> **WHAT THE EXERCISE ASKS**
Collect every line that includes the string "screenshot".
+++ RECORDS FOR THIS EXERCISE
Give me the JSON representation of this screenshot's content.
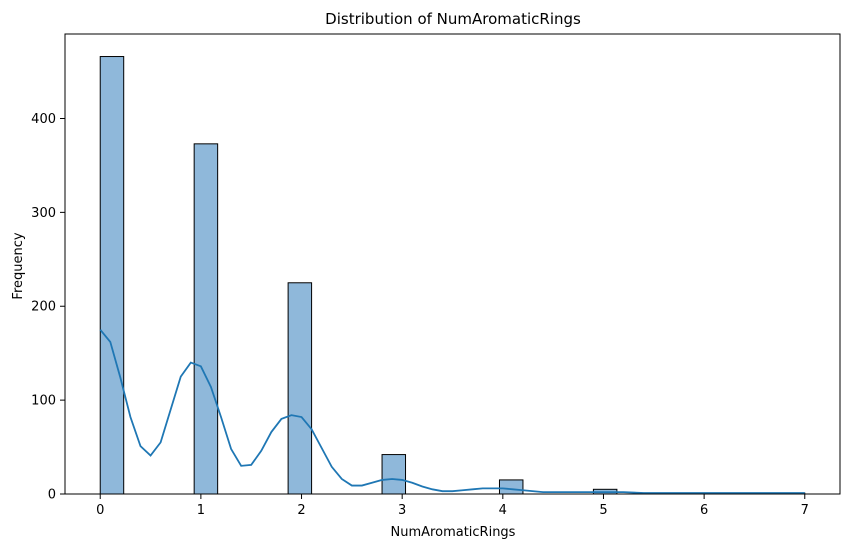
{
  "chart_data": {
    "type": "bar",
    "title": "Distribution of NumAromaticRings",
    "xlabel": "NumAromaticRings",
    "ylabel": "Frequency",
    "xlim": [
      -0.35,
      7.35
    ],
    "ylim": [
      0,
      490
    ],
    "x_ticks": [
      0,
      1,
      2,
      3,
      4,
      5,
      6,
      7
    ],
    "y_ticks": [
      0,
      100,
      200,
      300,
      400
    ],
    "grid": false,
    "bin_width": 0.2333,
    "bins": [
      {
        "start": 0.0,
        "end": 0.2333,
        "count": 466
      },
      {
        "start": 0.9333,
        "end": 1.1667,
        "count": 373
      },
      {
        "start": 1.8667,
        "end": 2.1,
        "count": 225
      },
      {
        "start": 2.8,
        "end": 3.0333,
        "count": 42
      },
      {
        "start": 3.9667,
        "end": 4.2,
        "count": 15
      },
      {
        "start": 4.9,
        "end": 5.1333,
        "count": 5
      },
      {
        "start": 6.0667,
        "end": 6.3,
        "count": 1
      },
      {
        "start": 6.7667,
        "end": 7.0,
        "count": 1
      }
    ],
    "kde": {
      "x": [
        0.0,
        0.1,
        0.2,
        0.3,
        0.4,
        0.5,
        0.6,
        0.7,
        0.8,
        0.9,
        1.0,
        1.1,
        1.2,
        1.3,
        1.4,
        1.5,
        1.6,
        1.7,
        1.8,
        1.9,
        2.0,
        2.1,
        2.2,
        2.3,
        2.4,
        2.5,
        2.6,
        2.7,
        2.8,
        2.9,
        3.0,
        3.1,
        3.2,
        3.3,
        3.4,
        3.5,
        3.6,
        3.7,
        3.8,
        3.9,
        4.0,
        4.1,
        4.2,
        4.4,
        4.6,
        4.8,
        5.0,
        5.2,
        5.4,
        5.6,
        5.8,
        6.0,
        6.2,
        6.4,
        6.6,
        6.8,
        7.0
      ],
      "y": [
        175,
        162,
        124,
        82,
        51,
        41,
        55,
        90,
        125,
        140,
        136,
        114,
        82,
        48,
        30,
        31,
        46,
        66,
        80,
        84,
        82,
        69,
        49,
        29,
        16,
        9,
        9,
        12,
        15,
        16,
        15,
        12,
        8,
        5,
        3,
        3,
        4,
        5,
        6,
        6,
        6,
        5,
        4,
        2,
        2,
        2,
        2,
        2,
        1,
        1,
        1,
        1,
        1,
        1,
        1,
        1,
        1
      ]
    },
    "colors": {
      "bar_fill": "#8fb8da",
      "bar_edge": "#000000",
      "kde_line": "#1f77b4"
    }
  }
}
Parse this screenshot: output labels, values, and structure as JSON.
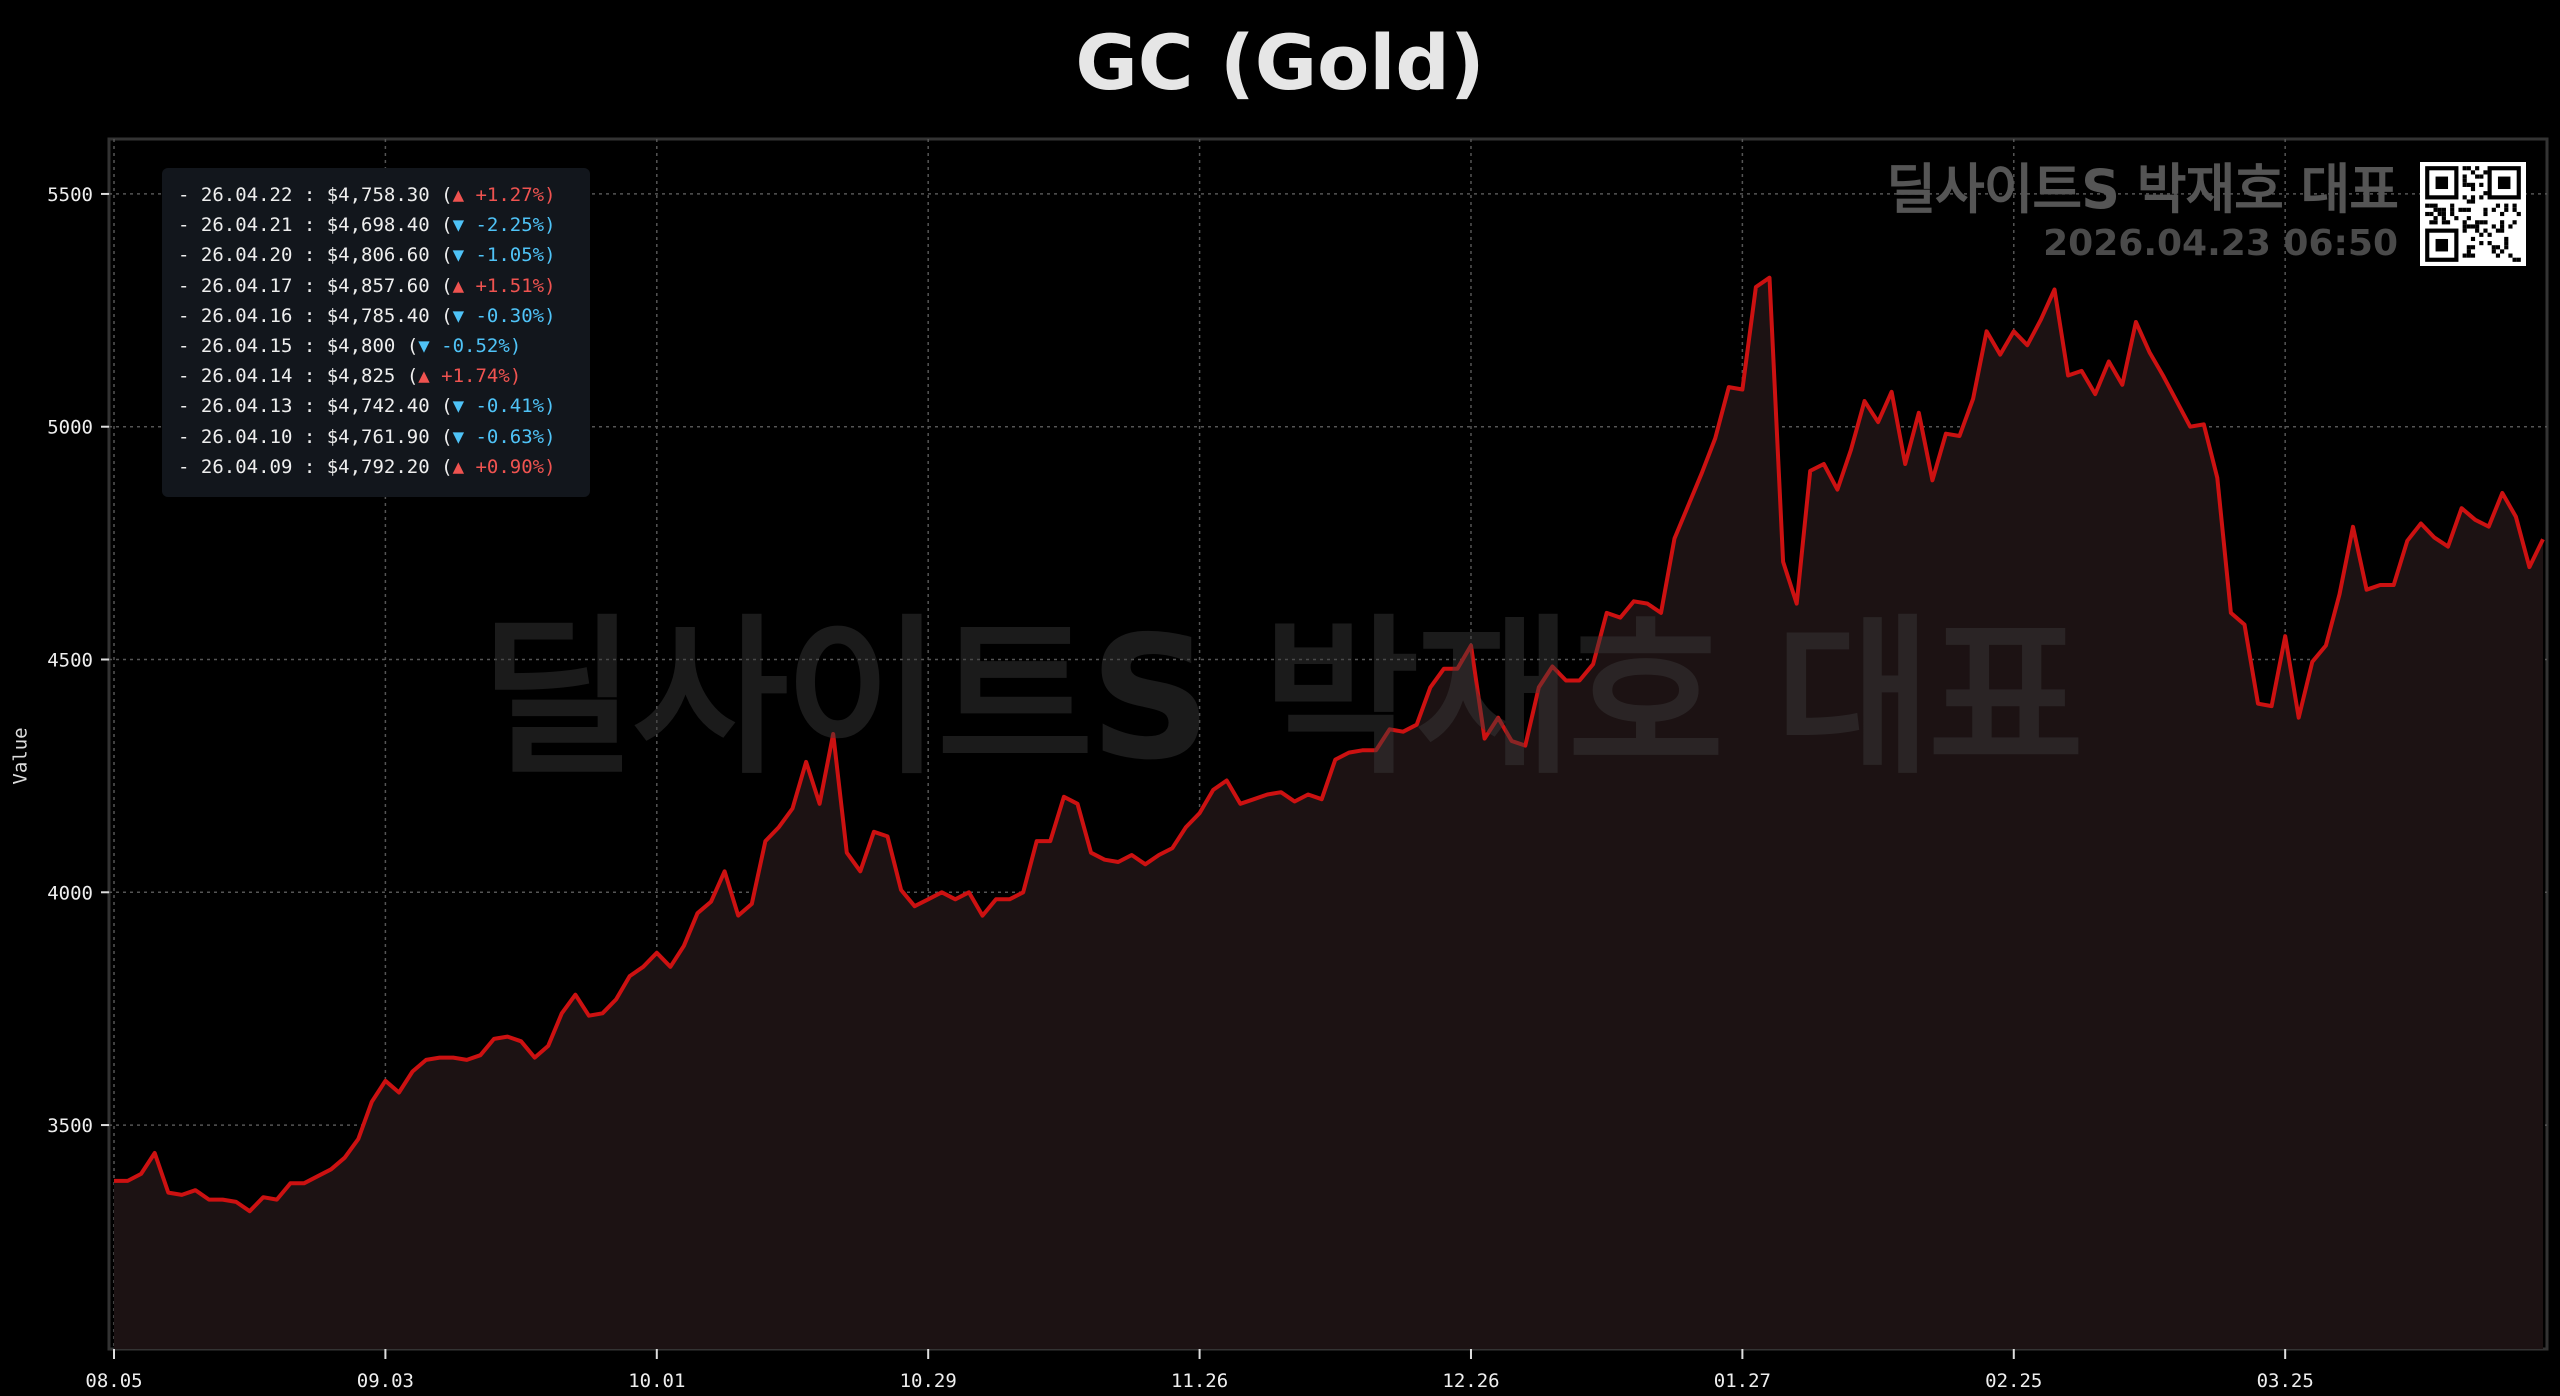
++++++
> **CORRECT RESPONSE**
Give me the JSON representation of this screenshot's content.
Parse this screenshot: output labels, values, and structure as JSON.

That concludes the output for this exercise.